### YOUR GOAL
Write out all of the data without omission, exactly as shown.

** start PROVIDED DATA **

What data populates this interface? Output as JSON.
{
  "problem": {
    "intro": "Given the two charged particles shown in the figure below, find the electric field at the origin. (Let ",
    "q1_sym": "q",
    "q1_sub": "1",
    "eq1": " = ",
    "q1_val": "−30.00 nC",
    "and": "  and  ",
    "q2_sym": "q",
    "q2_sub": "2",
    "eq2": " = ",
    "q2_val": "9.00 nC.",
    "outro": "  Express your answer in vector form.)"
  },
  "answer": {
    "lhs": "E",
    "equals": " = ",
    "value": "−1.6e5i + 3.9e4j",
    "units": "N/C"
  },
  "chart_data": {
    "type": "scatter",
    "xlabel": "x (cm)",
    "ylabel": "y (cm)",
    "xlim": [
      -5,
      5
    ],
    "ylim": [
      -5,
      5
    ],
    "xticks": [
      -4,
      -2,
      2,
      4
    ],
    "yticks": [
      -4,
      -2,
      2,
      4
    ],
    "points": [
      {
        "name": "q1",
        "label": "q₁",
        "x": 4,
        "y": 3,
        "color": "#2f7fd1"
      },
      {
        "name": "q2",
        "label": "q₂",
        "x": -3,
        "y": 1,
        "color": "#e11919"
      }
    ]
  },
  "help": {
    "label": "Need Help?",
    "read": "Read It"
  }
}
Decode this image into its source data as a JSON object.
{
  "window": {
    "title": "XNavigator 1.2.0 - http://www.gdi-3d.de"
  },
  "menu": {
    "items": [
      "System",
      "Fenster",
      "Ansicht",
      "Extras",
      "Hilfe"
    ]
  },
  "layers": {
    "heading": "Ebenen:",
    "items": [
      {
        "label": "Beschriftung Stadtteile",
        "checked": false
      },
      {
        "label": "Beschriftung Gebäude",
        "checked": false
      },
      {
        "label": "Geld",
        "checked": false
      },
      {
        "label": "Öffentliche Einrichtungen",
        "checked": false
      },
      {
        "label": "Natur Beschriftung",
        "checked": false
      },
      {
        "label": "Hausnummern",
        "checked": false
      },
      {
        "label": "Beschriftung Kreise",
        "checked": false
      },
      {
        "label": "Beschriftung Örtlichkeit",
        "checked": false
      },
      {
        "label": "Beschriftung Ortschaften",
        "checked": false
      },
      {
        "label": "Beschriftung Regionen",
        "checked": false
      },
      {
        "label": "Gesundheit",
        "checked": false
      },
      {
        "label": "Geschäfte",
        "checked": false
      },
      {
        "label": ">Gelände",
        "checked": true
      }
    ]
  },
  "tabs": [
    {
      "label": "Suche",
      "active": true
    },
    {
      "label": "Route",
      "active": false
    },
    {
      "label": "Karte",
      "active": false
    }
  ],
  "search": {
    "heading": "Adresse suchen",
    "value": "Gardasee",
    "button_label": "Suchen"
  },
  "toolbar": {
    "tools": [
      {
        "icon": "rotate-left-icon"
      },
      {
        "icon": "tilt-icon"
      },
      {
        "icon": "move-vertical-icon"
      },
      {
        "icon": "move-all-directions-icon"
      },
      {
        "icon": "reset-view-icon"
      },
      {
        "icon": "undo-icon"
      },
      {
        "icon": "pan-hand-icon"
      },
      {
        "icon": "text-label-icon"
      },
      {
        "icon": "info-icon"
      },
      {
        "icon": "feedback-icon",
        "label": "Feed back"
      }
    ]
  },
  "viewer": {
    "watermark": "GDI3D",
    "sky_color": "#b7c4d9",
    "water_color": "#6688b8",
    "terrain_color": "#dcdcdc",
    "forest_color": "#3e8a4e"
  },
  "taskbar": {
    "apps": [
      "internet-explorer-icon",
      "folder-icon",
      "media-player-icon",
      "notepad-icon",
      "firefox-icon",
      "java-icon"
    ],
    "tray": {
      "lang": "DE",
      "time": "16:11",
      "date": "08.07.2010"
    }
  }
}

** end PROVIDED DATA **

### WRITTEN SOLUTION
What data populates this interface? Output as JSON.
{
  "problem": {
    "intro": "Given the two charged particles shown in the figure below, find the electric field at the origin. (Let ",
    "q1_sym": "q",
    "q1_sub": "1",
    "eq1": " = ",
    "q1_val": "−30.00 nC",
    "and": "  and  ",
    "q2_sym": "q",
    "q2_sub": "2",
    "eq2": " = ",
    "q2_val": "9.00 nC.",
    "outro": "  Express your answer in vector form.)"
  },
  "answer": {
    "lhs": "E",
    "equals": " = ",
    "value": "−1.6e5i + 3.9e4j",
    "units": "N/C"
  },
  "chart_data": {
    "type": "scatter",
    "xlabel": "x (cm)",
    "ylabel": "y (cm)",
    "xlim": [
      -5,
      5
    ],
    "ylim": [
      -5,
      5
    ],
    "xticks": [
      -4,
      -2,
      2,
      4
    ],
    "yticks": [
      -4,
      -2,
      2,
      4
    ],
    "points": [
      {
        "name": "q1",
        "label": "q₁",
        "x": 4,
        "y": 3,
        "color": "#2f7fd1"
      },
      {
        "name": "q2",
        "label": "q₂",
        "x": -3,
        "y": 1,
        "color": "#e11919"
      }
    ]
  },
  "help": {
    "label": "Need Help?",
    "read": "Read It"
  }
}
Decode this image into its source data as a JSON object.
{
  "window": {
    "title": "XNavigator 1.2.0 - http://www.gdi-3d.de"
  },
  "menu": {
    "items": [
      "System",
      "Fenster",
      "Ansicht",
      "Extras",
      "Hilfe"
    ]
  },
  "layers": {
    "heading": "Ebenen:",
    "items": [
      {
        "label": "Beschriftung Stadtteile",
        "checked": false
      },
      {
        "label": "Beschriftung Gebäude",
        "checked": false
      },
      {
        "label": "Geld",
        "checked": false
      },
      {
        "label": "Öffentliche Einrichtungen",
        "checked": false
      },
      {
        "label": "Natur Beschriftung",
        "checked": false
      },
      {
        "label": "Hausnummern",
        "checked": false
      },
      {
        "label": "Beschriftung Kreise",
        "checked": false
      },
      {
        "label": "Beschriftung Örtlichkeit",
        "checked": false
      },
      {
        "label": "Beschriftung Ortschaften",
        "checked": false
      },
      {
        "label": "Beschriftung Regionen",
        "checked": false
      },
      {
        "label": "Gesundheit",
        "checked": false
      },
      {
        "label": "Geschäfte",
        "checked": false
      },
      {
        "label": ">Gelände",
        "checked": true
      }
    ]
  },
  "tabs": [
    {
      "label": "Suche",
      "active": true
    },
    {
      "label": "Route",
      "active": false
    },
    {
      "label": "Karte",
      "active": false
    }
  ],
  "search": {
    "heading": "Adresse suchen",
    "value": "Gardasee",
    "button_label": "Suchen"
  },
  "toolbar": {
    "tools": [
      {
        "icon": "rotate-left-icon"
      },
      {
        "icon": "tilt-icon"
      },
      {
        "icon": "move-vertical-icon"
      },
      {
        "icon": "move-all-directions-icon"
      },
      {
        "icon": "reset-view-icon"
      },
      {
        "icon": "undo-icon"
      },
      {
        "icon": "pan-hand-icon"
      },
      {
        "icon": "text-label-icon"
      },
      {
        "icon": "info-icon"
      },
      {
        "icon": "feedback-icon",
        "label": "Feed back"
      }
    ]
  },
  "viewer": {
    "watermark": "GDI3D",
    "sky_color": "#b7c4d9",
    "water_color": "#6688b8",
    "terrain_color": "#dcdcdc",
    "forest_color": "#3e8a4e"
  },
  "taskbar": {
    "apps": [
      "internet-explorer-icon",
      "folder-icon",
      "media-player-icon",
      "notepad-icon",
      "firefox-icon",
      "java-icon"
    ],
    "tray": {
      "lang": "DE",
      "time": "16:11",
      "date": "08.07.2010"
    }
  }
}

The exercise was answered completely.